◆ **EXERCISE**
Copy every line of the records below that holds the word "style".

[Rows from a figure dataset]
──────────────────────────────

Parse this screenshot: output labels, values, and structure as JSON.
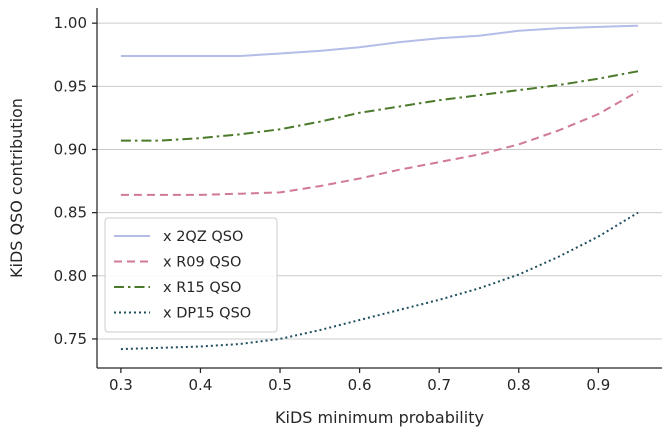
{
  "chart_data": {
    "type": "line",
    "title": "",
    "xlabel": "KiDS minimum probability",
    "ylabel": "KiDS QSO contribution",
    "xlim": [
      0.27,
      0.98
    ],
    "ylim": [
      0.727,
      1.012
    ],
    "xticks": [
      0.3,
      0.4,
      0.5,
      0.6,
      0.7,
      0.8,
      0.9
    ],
    "xtick_labels": [
      "0.3",
      "0.4",
      "0.5",
      "0.6",
      "0.7",
      "0.8",
      "0.9"
    ],
    "yticks": [
      0.75,
      0.8,
      0.85,
      0.9,
      0.95,
      1.0
    ],
    "ytick_labels": [
      "0.75",
      "0.80",
      "0.85",
      "0.90",
      "0.95",
      "1.00"
    ],
    "grid": "horizontal",
    "legend_position": "lower-left",
    "x": [
      0.3,
      0.35,
      0.4,
      0.45,
      0.5,
      0.55,
      0.6,
      0.65,
      0.7,
      0.75,
      0.8,
      0.85,
      0.9,
      0.95
    ],
    "series": [
      {
        "name": "x 2QZ QSO",
        "color": "#b3bde8",
        "style": "solid",
        "values": [
          0.974,
          0.974,
          0.974,
          0.974,
          0.976,
          0.978,
          0.981,
          0.985,
          0.988,
          0.99,
          0.994,
          0.996,
          0.997,
          0.998
        ]
      },
      {
        "name": "x R09 QSO",
        "color": "#d07a93",
        "style": "dashed",
        "values": [
          0.864,
          0.864,
          0.864,
          0.865,
          0.866,
          0.871,
          0.877,
          0.884,
          0.89,
          0.896,
          0.904,
          0.915,
          0.928,
          0.946
        ]
      },
      {
        "name": "x R15 QSO",
        "color": "#4a7a2a",
        "style": "dashdot",
        "values": [
          0.907,
          0.907,
          0.909,
          0.912,
          0.916,
          0.922,
          0.929,
          0.934,
          0.939,
          0.943,
          0.947,
          0.951,
          0.956,
          0.962
        ]
      },
      {
        "name": "x DP15 QSO",
        "color": "#1f4e5f",
        "style": "dotted",
        "values": [
          0.742,
          0.743,
          0.744,
          0.746,
          0.75,
          0.757,
          0.765,
          0.773,
          0.781,
          0.79,
          0.801,
          0.815,
          0.831,
          0.85
        ]
      }
    ]
  }
}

──────────────────────────────

◆ **SOLUTION BELOW**
        "style": "solid",
        "style": "dashed",
        "style": "dashdot",
        "style": "dotted",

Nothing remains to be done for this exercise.